:: Data for the task ::

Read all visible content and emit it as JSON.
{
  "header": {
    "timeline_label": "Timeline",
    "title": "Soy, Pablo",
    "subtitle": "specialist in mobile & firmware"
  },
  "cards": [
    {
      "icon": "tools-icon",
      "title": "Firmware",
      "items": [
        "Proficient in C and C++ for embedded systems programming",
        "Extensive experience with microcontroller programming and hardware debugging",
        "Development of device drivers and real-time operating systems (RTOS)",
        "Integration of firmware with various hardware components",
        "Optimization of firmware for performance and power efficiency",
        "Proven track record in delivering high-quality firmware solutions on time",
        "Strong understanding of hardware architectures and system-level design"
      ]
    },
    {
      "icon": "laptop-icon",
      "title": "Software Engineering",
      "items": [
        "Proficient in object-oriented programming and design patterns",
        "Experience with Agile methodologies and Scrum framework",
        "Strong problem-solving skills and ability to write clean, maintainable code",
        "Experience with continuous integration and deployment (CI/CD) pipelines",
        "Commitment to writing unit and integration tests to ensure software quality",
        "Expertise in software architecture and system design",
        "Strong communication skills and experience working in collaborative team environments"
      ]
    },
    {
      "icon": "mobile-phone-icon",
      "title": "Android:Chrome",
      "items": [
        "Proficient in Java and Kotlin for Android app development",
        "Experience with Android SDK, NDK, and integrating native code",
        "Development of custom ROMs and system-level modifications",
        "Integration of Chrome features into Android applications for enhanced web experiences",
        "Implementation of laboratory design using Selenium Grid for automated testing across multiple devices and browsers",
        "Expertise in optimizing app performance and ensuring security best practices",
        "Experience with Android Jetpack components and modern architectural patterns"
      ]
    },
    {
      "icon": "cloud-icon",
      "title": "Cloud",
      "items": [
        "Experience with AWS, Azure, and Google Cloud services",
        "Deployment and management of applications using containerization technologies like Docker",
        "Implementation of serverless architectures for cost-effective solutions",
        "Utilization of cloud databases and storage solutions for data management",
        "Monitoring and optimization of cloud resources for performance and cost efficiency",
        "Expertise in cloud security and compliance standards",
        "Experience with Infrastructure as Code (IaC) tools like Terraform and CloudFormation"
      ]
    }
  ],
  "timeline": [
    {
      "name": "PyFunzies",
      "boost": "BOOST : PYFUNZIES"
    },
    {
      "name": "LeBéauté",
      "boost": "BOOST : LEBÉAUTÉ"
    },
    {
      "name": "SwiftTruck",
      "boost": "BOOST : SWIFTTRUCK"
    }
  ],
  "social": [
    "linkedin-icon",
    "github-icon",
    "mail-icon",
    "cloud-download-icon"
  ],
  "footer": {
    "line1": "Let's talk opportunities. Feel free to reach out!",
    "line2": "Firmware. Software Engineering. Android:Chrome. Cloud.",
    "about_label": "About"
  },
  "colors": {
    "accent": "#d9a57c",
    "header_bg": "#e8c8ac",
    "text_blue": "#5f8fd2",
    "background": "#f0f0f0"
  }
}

:::

Count how many lines contain "Android" and give only that count.

**Problem solution**:
6